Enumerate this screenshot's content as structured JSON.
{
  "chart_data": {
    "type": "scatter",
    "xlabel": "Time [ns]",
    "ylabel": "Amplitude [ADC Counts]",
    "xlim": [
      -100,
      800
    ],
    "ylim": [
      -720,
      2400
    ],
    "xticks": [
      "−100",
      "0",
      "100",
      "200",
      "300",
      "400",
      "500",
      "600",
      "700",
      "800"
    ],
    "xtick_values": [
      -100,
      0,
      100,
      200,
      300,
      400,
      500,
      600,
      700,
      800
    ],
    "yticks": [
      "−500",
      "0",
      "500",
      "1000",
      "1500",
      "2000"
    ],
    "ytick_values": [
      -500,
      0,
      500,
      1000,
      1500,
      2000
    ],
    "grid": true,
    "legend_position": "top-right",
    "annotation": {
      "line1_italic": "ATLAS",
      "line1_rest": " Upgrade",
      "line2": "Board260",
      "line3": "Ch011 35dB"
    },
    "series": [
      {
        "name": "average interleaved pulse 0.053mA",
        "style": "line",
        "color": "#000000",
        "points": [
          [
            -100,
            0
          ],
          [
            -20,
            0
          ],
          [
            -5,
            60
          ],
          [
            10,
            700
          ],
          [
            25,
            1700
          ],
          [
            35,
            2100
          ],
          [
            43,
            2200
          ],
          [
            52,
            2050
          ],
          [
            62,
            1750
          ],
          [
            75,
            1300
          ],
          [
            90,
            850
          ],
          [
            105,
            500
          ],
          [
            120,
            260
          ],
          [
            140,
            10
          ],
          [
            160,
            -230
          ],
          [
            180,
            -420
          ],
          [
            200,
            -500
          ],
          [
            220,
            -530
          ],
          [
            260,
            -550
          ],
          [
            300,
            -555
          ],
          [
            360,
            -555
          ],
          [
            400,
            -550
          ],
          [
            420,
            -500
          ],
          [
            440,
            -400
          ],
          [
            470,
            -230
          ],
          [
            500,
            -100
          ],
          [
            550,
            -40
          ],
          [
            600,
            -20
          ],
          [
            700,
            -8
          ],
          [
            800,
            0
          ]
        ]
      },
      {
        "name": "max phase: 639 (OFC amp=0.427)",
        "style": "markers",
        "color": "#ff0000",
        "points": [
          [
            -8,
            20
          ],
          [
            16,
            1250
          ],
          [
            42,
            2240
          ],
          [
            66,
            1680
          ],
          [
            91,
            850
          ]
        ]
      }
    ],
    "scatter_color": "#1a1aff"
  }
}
════════
● GIVEN TASK
Print the records once more, exactly as they were given.

● CORRECT RESULT
Enumerate this screenshot's content as structured JSON.
{
  "chart_data": {
    "type": "scatter",
    "xlabel": "Time [ns]",
    "ylabel": "Amplitude [ADC Counts]",
    "xlim": [
      -100,
      800
    ],
    "ylim": [
      -720,
      2400
    ],
    "xticks": [
      "−100",
      "0",
      "100",
      "200",
      "300",
      "400",
      "500",
      "600",
      "700",
      "800"
    ],
    "xtick_values": [
      -100,
      0,
      100,
      200,
      300,
      400,
      500,
      600,
      700,
      800
    ],
    "yticks": [
      "−500",
      "0",
      "500",
      "1000",
      "1500",
      "2000"
    ],
    "ytick_values": [
      -500,
      0,
      500,
      1000,
      1500,
      2000
    ],
    "grid": true,
    "legend_position": "top-right",
    "annotation": {
      "line1_italic": "ATLAS",
      "line1_rest": " Upgrade",
      "line2": "Board260",
      "line3": "Ch011 35dB"
    },
    "series": [
      {
        "name": "average interleaved pulse 0.053mA",
        "style": "line",
        "color": "#000000",
        "points": [
          [
            -100,
            0
          ],
          [
            -20,
            0
          ],
          [
            -5,
            60
          ],
          [
            10,
            700
          ],
          [
            25,
            1700
          ],
          [
            35,
            2100
          ],
          [
            43,
            2200
          ],
          [
            52,
            2050
          ],
          [
            62,
            1750
          ],
          [
            75,
            1300
          ],
          [
            90,
            850
          ],
          [
            105,
            500
          ],
          [
            120,
            260
          ],
          [
            140,
            10
          ],
          [
            160,
            -230
          ],
          [
            180,
            -420
          ],
          [
            200,
            -500
          ],
          [
            220,
            -530
          ],
          [
            260,
            -550
          ],
          [
            300,
            -555
          ],
          [
            360,
            -555
          ],
          [
            400,
            -550
          ],
          [
            420,
            -500
          ],
          [
            440,
            -400
          ],
          [
            470,
            -230
          ],
          [
            500,
            -100
          ],
          [
            550,
            -40
          ],
          [
            600,
            -20
          ],
          [
            700,
            -8
          ],
          [
            800,
            0
          ]
        ]
      },
      {
        "name": "max phase: 639 (OFC amp=0.427)",
        "style": "markers",
        "color": "#ff0000",
        "points": [
          [
            -8,
            20
          ],
          [
            16,
            1250
          ],
          [
            42,
            2240
          ],
          [
            66,
            1680
          ],
          [
            91,
            850
          ]
        ]
      }
    ],
    "scatter_color": "#1a1aff"
  }
}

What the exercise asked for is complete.